Your task: Transcribe every entry word for word, leaving out all images.

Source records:

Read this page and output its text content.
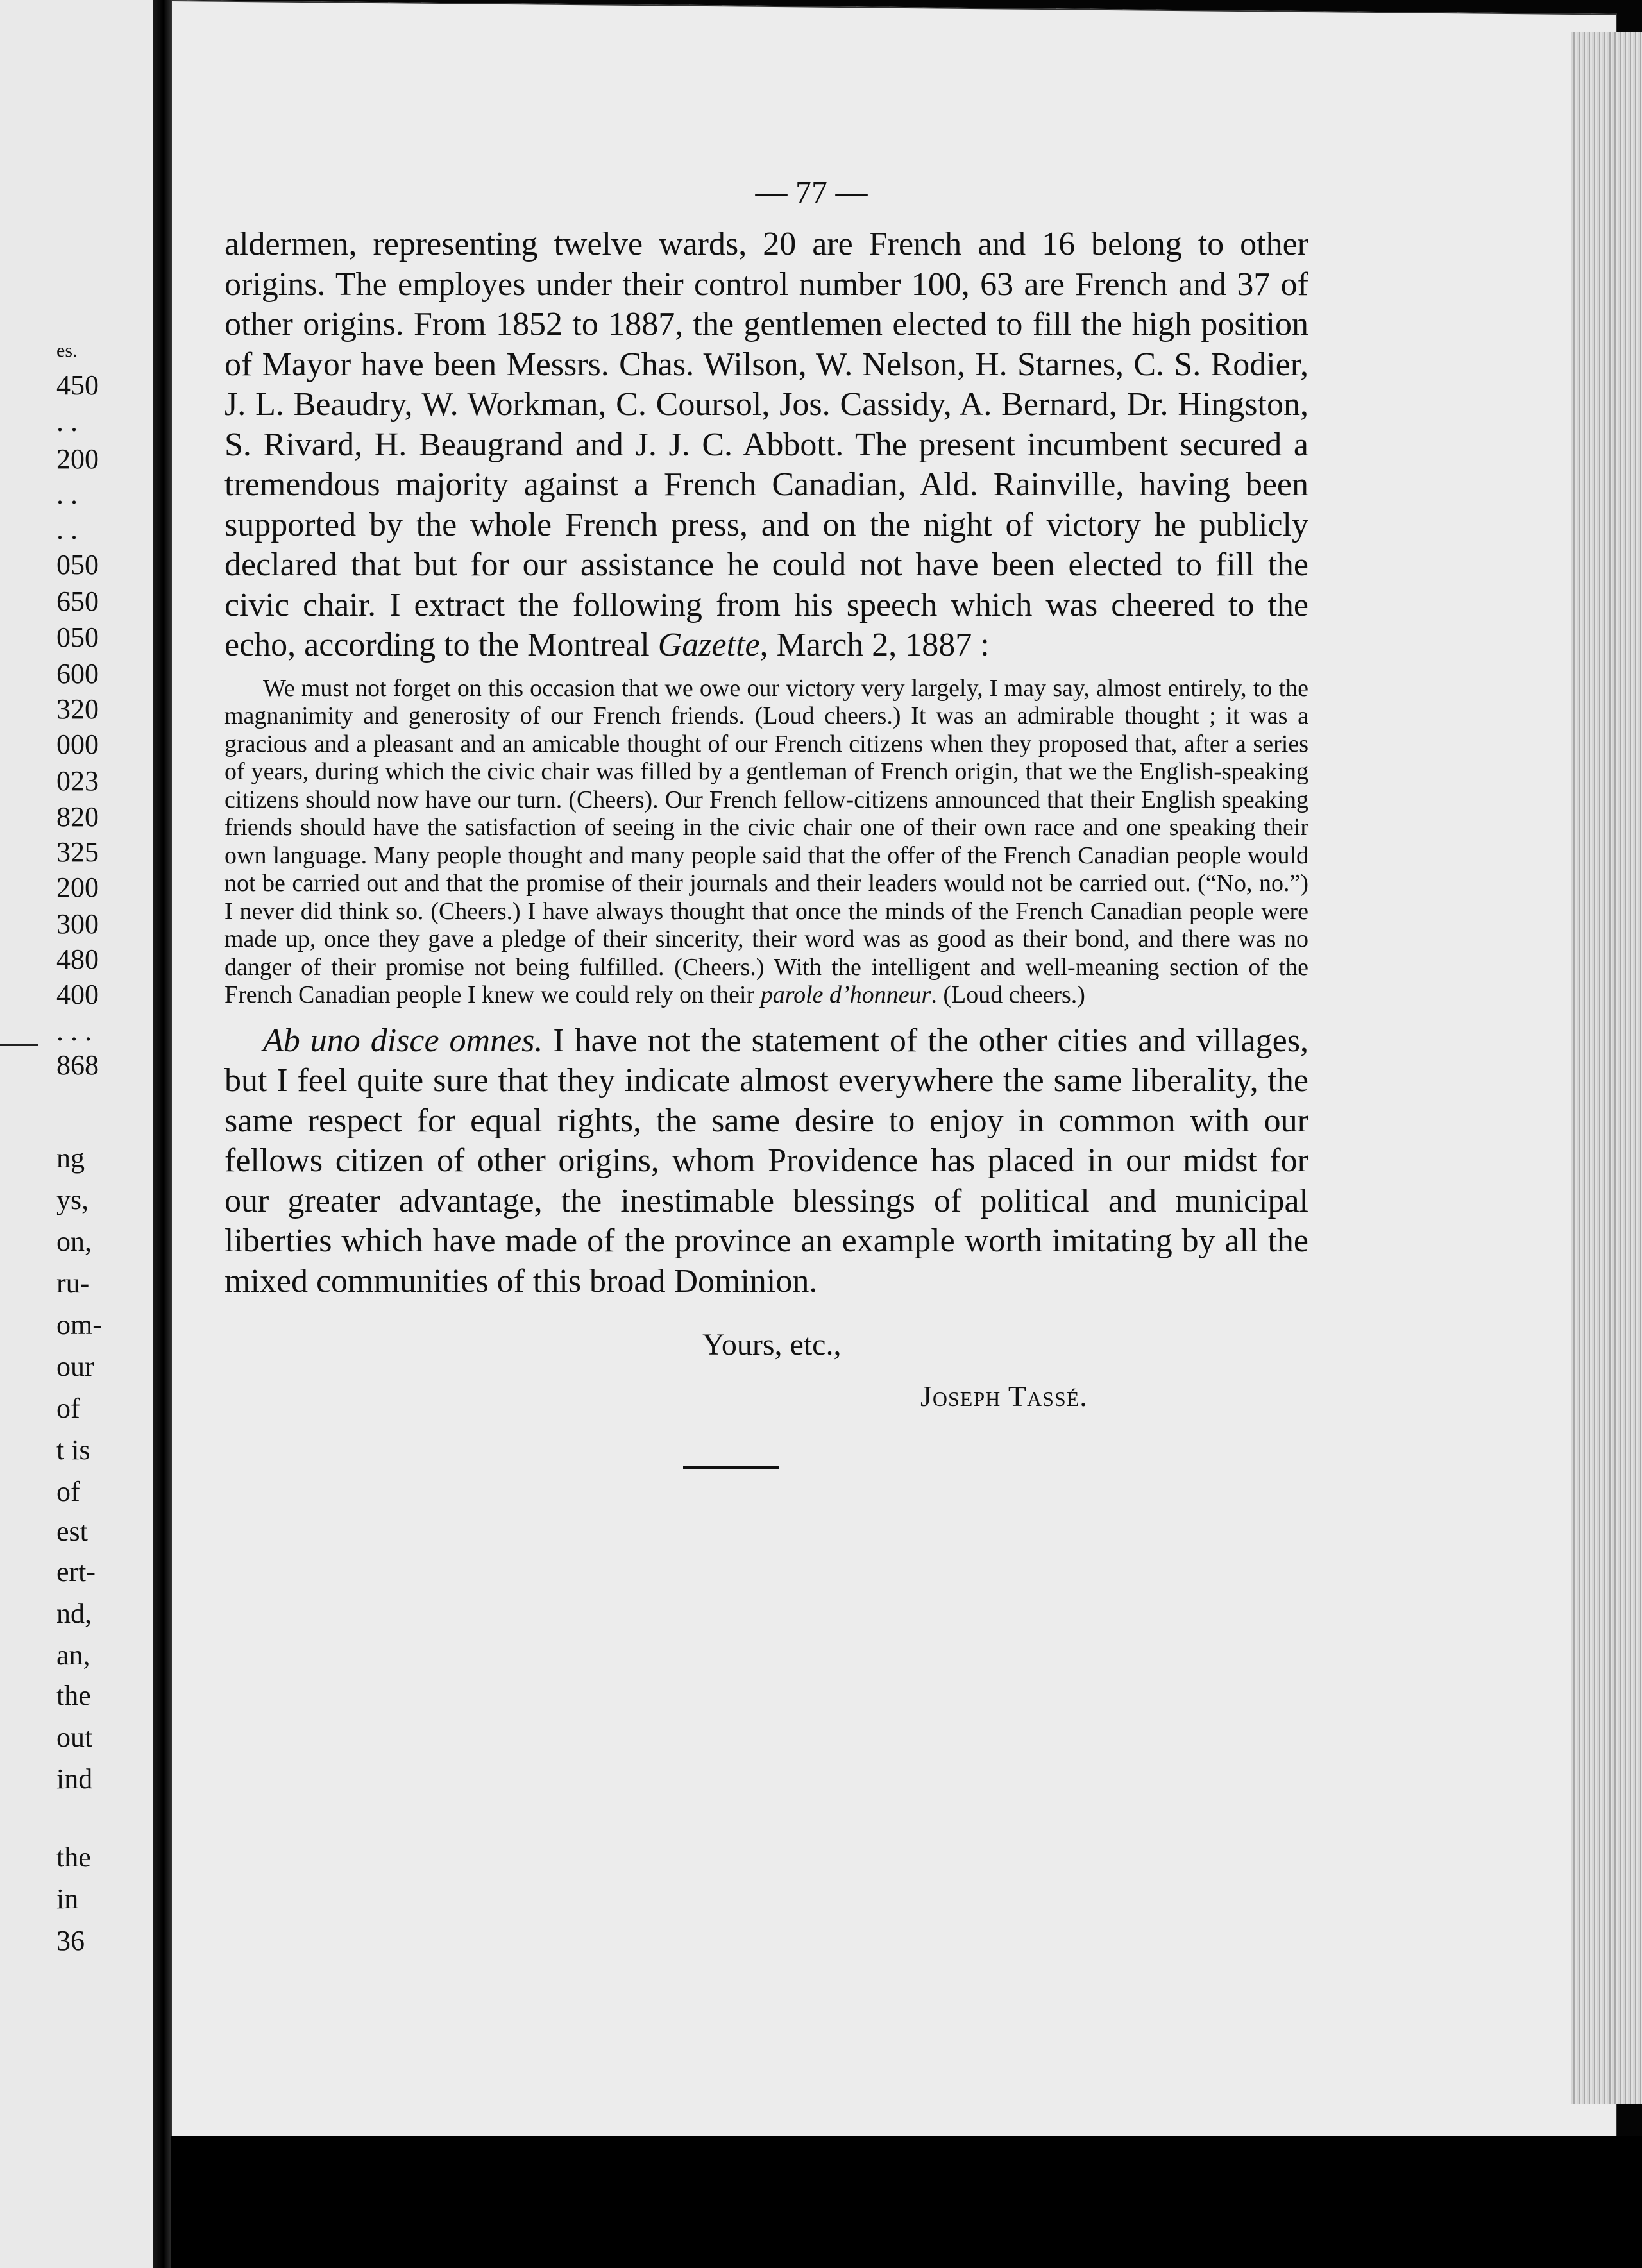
es.
450
. .
200
. .
. .
050
650
050
600
320
000
023
820
325
200
300
480
400
. . .
868
ng
ys,
on,
ru-
om-
our
of
t is
of
est
ert-
nd,
an,
the
out
ind
the
in
36
— 77 —

aldermen, representing twelve wards, 20 are French and 16 belong to other origins. The employes under their control number 100, 63 are French and 37 of other origins. From 1852 to 1887, the gentlemen elected to fill the high position of Mayor have been Messrs. Chas. Wilson, W. Nelson, H. Starnes, C. S. Rodier, J. L. Beaudry, W. Workman, C. Coursol, Jos. Cassidy, A. Bernard, Dr. Hingston, S. Rivard, H. Beaugrand and J. J. C. Abbott. The present incumbent secured a tremendous majority against a French Canadian, Ald. Rainville, having been supported by the whole French press, and on the night of victory he publicly declared that but for our assistance he could not have been elected to fill the civic chair. I extract the following from his speech which was cheered to the echo, according to the Montreal Gazette, March 2, 1887 :

We must not forget on this occasion that we owe our victory very largely, I may say, almost entirely, to the magnanimity and generosity of our French friends. (Loud cheers.) It was an admirable thought ; it was a gracious and a pleasant and an amicable thought of our French citizens when they proposed that, after a series of years, during which the civic chair was filled by a gentleman of French origin, that we the English-speaking citizens should now have our turn. (Cheers). Our French fellow-citizens announced that their English speaking friends should have the satisfaction of seeing in the civic chair one of their own race and one speaking their own language. Many people thought and many people said that the offer of the French Canadian people would not be carried out and that the promise of their journals and their leaders would not be carried out. (“No, no.”) I never did think so. (Cheers.) I have always thought that once the minds of the French Canadian people were made up, once they gave a pledge of their sincerity, their word was as good as their bond, and there was no danger of their promise not being fulfilled. (Cheers.) With the intelligent and well-meaning section of the French Canadian people I knew we could rely on their parole d’honneur. (Loud cheers.)

Ab uno disce omnes. I have not the statement of the other cities and villages, but I feel quite sure that they indicate almost everywhere the same liberality, the same respect for equal rights, the same desire to enjoy in common with our fellows citizen of other origins, whom Providence has placed in our midst for our greater advantage, the inestimable blessings of political and municipal liberties which have made of the province an example worth imitating by all the mixed communities of this broad Dominion.

Yours, etc.,
Joseph Tassé.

The result:
Read this page and output its text content.
es.
450
. .
200
. .
. .
050
650
050
600
320
000
023
820
325
200
300
480
400
. . .
868
ng
ys,
on,
ru-
om-
our
of
t is
of
est
ert-
nd,
an,
the
out
ind
the
in
36
— 77 —

aldermen, representing twelve wards, 20 are French and 16 belong to other origins. The employes under their control number 100, 63 are French and 37 of other origins. From 1852 to 1887, the gentlemen elected to fill the high position of Mayor have been Messrs. Chas. Wilson, W. Nelson, H. Starnes, C. S. Rodier, J. L. Beaudry, W. Workman, C. Coursol, Jos. Cassidy, A. Bernard, Dr. Hingston, S. Rivard, H. Beaugrand and J. J. C. Abbott. The present incumbent secured a tremendous majority against a French Canadian, Ald. Rainville, having been supported by the whole French press, and on the night of victory he publicly declared that but for our assistance he could not have been elected to fill the civic chair. I extract the following from his speech which was cheered to the echo, according to the Montreal Gazette, March 2, 1887 :

We must not forget on this occasion that we owe our victory very largely, I may say, almost entirely, to the magnanimity and generosity of our French friends. (Loud cheers.) It was an admirable thought ; it was a gracious and a pleasant and an amicable thought of our French citizens when they proposed that, after a series of years, during which the civic chair was filled by a gentleman of French origin, that we the English-speaking citizens should now have our turn. (Cheers). Our French fellow-citizens announced that their English speaking friends should have the satisfaction of seeing in the civic chair one of their own race and one speaking their own language. Many people thought and many people said that the offer of the French Canadian people would not be carried out and that the promise of their journals and their leaders would not be carried out. (“No, no.”) I never did think so. (Cheers.) I have always thought that once the minds of the French Canadian people were made up, once they gave a pledge of their sincerity, their word was as good as their bond, and there was no danger of their promise not being fulfilled. (Cheers.) With the intelligent and well-meaning section of the French Canadian people I knew we could rely on their parole d’honneur. (Loud cheers.)

Ab uno disce omnes. I have not the statement of the other cities and villages, but I feel quite sure that they indicate almost everywhere the same liberality, the same respect for equal rights, the same desire to enjoy in common with our fellows citizen of other origins, whom Providence has placed in our midst for our greater advantage, the inestimable blessings of political and municipal liberties which have made of the province an example worth imitating by all the mixed communities of this broad Dominion.

Yours, etc.,
Joseph Tassé.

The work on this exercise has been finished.